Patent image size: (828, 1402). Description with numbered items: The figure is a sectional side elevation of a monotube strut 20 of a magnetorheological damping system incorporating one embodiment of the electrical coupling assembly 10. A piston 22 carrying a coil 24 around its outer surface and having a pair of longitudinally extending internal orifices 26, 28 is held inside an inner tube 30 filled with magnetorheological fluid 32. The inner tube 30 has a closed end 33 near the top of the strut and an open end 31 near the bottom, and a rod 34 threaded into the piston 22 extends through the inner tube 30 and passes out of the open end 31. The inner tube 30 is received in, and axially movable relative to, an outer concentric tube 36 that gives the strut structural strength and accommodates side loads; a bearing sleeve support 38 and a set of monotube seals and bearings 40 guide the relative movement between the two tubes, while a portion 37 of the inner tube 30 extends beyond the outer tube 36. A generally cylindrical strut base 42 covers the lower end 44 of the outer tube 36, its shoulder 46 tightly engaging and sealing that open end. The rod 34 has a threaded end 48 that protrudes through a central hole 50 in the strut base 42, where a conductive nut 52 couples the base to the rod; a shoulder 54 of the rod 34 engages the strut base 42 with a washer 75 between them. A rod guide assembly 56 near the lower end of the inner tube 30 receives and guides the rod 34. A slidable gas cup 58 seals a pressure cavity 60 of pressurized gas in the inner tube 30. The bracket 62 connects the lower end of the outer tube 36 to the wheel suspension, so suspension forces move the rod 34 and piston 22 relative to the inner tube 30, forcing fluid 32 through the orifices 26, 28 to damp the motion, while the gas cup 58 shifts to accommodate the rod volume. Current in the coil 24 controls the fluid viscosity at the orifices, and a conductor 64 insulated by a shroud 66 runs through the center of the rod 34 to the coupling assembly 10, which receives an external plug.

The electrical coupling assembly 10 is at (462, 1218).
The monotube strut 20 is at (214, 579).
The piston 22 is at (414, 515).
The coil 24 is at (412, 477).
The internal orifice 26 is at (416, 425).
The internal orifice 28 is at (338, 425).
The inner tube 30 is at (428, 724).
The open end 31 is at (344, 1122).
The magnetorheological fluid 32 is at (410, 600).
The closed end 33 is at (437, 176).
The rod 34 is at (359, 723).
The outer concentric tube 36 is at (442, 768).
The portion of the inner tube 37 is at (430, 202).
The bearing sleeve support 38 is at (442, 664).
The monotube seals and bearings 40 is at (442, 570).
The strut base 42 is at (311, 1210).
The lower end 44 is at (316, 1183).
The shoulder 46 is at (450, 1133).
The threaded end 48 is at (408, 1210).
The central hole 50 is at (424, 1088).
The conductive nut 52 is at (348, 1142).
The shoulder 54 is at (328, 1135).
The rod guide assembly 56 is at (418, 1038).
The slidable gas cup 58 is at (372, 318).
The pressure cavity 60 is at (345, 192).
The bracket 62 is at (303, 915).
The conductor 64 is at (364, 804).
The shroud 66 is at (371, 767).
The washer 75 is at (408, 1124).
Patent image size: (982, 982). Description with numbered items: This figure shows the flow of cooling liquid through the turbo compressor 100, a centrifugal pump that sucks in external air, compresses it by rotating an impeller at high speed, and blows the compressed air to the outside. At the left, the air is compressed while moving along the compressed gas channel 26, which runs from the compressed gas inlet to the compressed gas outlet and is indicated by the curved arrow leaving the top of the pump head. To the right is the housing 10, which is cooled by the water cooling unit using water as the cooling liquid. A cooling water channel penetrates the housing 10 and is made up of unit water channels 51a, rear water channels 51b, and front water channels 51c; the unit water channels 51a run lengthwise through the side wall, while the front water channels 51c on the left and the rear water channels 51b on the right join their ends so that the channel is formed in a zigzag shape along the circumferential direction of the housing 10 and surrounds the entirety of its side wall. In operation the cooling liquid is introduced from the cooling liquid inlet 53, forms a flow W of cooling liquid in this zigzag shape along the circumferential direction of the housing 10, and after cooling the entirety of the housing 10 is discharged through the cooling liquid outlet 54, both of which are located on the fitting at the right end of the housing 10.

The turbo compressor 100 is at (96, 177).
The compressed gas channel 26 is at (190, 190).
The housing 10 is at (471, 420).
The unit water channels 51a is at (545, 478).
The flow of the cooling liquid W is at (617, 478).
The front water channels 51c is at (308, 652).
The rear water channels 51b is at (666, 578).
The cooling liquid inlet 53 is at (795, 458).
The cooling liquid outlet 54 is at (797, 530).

━━━━━━━━━━

Pick out each line above that contains the word "cooling" and copy it out in full.

- [Solution for this task]
Patent image size: (982, 982). Description with numbered items: This figure shows the flow of cooling liquid through the turbo compressor 100, a centrifugal pump that sucks in external air, compresses it by rotating an impeller at high speed, and blows the compressed air to the outside. At the left, the air is compressed while moving along the compressed gas channel 26, which runs from the compressed gas inlet to the compressed gas outlet and is indicated by the curved arrow leaving the top of the pump head. To the right is the housing 10, which is cooled by the water cooling unit using water as the cooling liquid. A cooling water channel penetrates the housing 10 and is made up of unit water channels 51a, rear water channels 51b, and front water channels 51c; the unit water channels 51a run lengthwise through the side wall, while the front water channels 51c on the left and the rear water channels 51b on the right join their ends so that the channel is formed in a zigzag shape along the circumferential direction of the housing 10 and surrounds the entirety of its side wall. In operation the cooling liquid is introduced from the cooling liquid inlet 53, forms a flow W of cooling liquid in this zigzag shape along the circumferential direction of the housing 10, and after cooling the entirety of the housing 10 is discharged through the cooling liquid outlet 54, both of which are located on the fitting at the right end of the housing 10.
The flow of the cooling liquid W is at (617, 478).
The cooling liquid inlet 53 is at (795, 458).
The cooling liquid outlet 54 is at (797, 530).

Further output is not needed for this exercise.